Free Republic
Browse · Search
News/Activism
Topics · Post Article

Skip to comments.

Memo to the Senate Democrats: Firing the Capitol Hill Memo Leakers May be Unconstitutional
12-01-03 | Jonathan M. Stein

Posted on 12/01/2003 7:13:11 AM PST by jmstein7

Memo to the Senate Democrats: Firing the Capitol Hill Memo Leakers May be Unconstitutional

By Jonathan M. Stein, Hofstra University Law Review

            Over the past few weeks, several memos drafted by Democrats in the Senate have been leaked to the press.  One memo, from the Senate Select Intelligence Committee, highlights how the Democrats planned to use the awesome power and resources of that committee as a political weapon against the President of the United States.  The other memos detail how powerful left-wing interest groups pressured Senate Democrats to impermissibly oppose judicial nominations based on characteristics such as race and gender.  Now the Democrats are outraged – not by the outrageous content of their memos, but by the fact that they were leaked.  Senate Democrats have demanded a probe into these leaks; their request has been granted by Republican Senator Orrin Hatch.  Though the source of the leaks may be revealed, the object of the investigation may be moot, as the Senate may be constitutionally prevented from acting against the leakers.

*SET TASKS*.
A: According to the article on the Senate memo leaks, who granted the Senate Democrats' request for a probe into the leaks?
B: Continue the article on the Senate memo leaks, starting after its last sentence.

*SUPPLIED MATERIAL*.

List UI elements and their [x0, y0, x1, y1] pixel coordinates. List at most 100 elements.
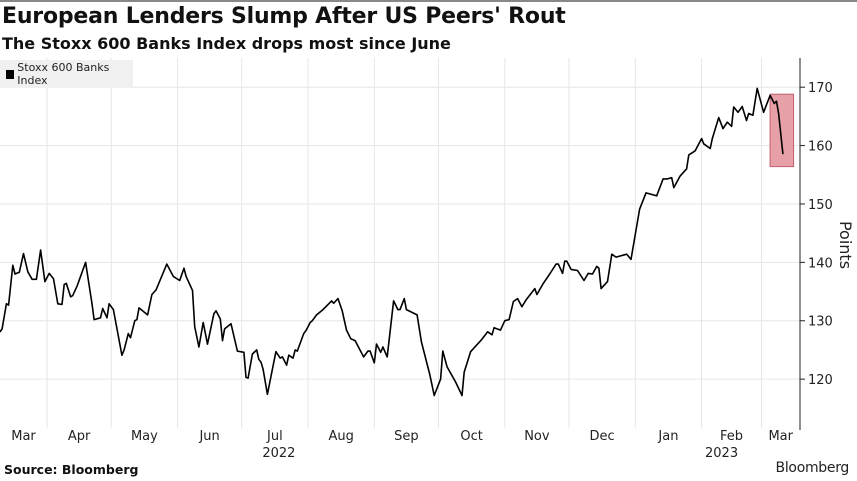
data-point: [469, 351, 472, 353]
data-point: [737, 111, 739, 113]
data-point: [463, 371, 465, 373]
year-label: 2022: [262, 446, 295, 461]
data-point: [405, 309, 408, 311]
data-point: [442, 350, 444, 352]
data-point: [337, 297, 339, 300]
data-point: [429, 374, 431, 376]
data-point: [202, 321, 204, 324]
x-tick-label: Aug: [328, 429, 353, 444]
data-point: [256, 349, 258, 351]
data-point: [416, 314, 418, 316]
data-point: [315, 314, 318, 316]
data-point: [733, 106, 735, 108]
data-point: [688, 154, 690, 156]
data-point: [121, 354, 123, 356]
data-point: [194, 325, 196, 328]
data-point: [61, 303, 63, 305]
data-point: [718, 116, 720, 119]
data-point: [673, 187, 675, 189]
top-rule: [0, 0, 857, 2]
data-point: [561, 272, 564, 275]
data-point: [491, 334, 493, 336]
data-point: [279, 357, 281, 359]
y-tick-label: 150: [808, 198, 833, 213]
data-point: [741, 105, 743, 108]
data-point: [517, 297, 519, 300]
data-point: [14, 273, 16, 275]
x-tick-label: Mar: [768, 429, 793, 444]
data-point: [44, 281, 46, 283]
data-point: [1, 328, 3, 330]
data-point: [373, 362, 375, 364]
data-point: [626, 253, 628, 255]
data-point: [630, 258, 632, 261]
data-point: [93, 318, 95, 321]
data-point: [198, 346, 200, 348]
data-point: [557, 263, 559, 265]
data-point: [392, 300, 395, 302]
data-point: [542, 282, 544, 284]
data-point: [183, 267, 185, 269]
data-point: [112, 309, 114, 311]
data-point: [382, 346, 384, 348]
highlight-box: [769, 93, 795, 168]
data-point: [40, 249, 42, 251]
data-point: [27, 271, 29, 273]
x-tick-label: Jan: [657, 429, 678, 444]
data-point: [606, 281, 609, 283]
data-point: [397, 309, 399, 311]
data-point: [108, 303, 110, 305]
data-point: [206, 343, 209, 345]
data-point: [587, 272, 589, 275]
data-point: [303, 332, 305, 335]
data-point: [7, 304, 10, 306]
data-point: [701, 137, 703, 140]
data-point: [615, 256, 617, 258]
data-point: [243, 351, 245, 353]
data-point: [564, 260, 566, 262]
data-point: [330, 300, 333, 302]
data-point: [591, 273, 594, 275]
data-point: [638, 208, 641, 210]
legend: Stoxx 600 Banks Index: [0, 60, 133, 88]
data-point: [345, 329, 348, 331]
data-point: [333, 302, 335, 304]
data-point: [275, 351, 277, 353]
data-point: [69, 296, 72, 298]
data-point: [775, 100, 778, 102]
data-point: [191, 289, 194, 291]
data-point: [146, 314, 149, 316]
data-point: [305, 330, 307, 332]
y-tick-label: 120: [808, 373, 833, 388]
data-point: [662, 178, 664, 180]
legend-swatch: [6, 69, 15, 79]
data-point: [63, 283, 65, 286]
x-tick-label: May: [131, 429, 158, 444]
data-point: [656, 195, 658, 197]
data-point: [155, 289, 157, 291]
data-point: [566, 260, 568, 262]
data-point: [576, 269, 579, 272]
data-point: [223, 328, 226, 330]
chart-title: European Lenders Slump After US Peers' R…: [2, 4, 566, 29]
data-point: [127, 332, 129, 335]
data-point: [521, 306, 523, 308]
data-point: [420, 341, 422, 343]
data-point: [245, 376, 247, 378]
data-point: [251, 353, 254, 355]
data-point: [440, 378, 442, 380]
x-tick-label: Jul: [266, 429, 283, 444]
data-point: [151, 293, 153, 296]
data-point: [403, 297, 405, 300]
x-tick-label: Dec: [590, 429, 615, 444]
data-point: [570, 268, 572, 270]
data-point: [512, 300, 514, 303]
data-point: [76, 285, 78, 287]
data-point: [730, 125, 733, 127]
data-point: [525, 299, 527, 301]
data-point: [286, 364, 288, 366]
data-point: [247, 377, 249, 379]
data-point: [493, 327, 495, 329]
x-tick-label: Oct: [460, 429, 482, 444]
--
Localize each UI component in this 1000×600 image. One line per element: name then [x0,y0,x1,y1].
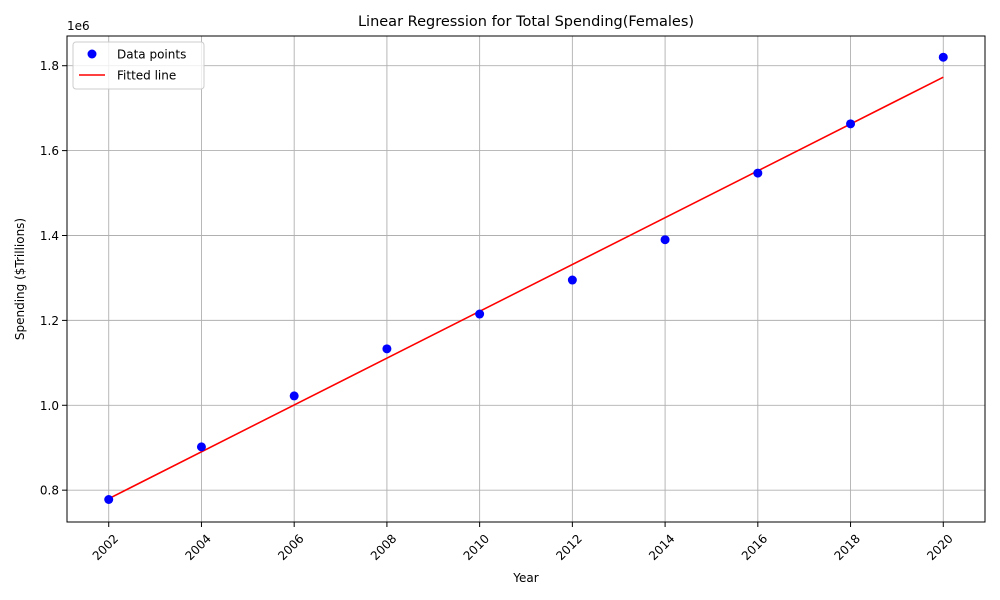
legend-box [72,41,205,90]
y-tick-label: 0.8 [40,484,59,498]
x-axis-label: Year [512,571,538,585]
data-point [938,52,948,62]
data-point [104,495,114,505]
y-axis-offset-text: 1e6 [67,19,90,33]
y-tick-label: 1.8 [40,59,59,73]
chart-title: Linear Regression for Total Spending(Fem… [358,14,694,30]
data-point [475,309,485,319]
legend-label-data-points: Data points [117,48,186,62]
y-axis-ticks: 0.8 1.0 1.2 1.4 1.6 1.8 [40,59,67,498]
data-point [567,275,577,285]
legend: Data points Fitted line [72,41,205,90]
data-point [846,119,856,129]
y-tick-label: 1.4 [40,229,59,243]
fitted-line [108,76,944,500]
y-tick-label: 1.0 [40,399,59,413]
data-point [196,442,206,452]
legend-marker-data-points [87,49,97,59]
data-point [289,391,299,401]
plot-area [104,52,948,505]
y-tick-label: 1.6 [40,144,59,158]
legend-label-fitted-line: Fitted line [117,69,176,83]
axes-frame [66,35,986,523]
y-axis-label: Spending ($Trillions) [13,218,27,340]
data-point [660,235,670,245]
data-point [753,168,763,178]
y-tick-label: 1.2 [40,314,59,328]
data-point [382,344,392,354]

*SOLVED TASKS*.
A: Republican Senator Orrin Hatch granted the request.

B:
            If the leakers are fired by the Senate, they may have actionable whistleblowing claims.  In a series of First Amendment cases, the Supreme Court has functionally established three tests to determine whether there exists an actionable claim for the infringement of a public employee's First Amendment rights.

 

            According the Court in Connick v. Myers, it must first be ascertained on the basis of "the content, form, and context of a given statement, as revealed by the whole record," whether the employee in question was speaking "as a citizen upon matters of public concern. . . . [or] as an employee upon matters only of personal interest."  Here, the leaked memos revealed a plot to misuse government resources for partisan gain and schemes to discriminate against judicial nominees based on race and gender.  Federal Appellate Courts, such as the Courts of Appeal for the Fifth, Seventh, and Tenth Circuits, have held that substantive disclosures of corruption, impropriety or other malfeasance by public officials are clearly matters of public concern.  The Supreme Court itself, in Connick, stated that abuse of public office is a matter traditionally occupying "the highest rung of the hierarchy of First Amendment values."  Thus, it is quite likely that the first test would be satisfied, and a court could reasonably find that the leakers’ “speech” – in the form of the memos – was that of citizens “upon matters of public concern.”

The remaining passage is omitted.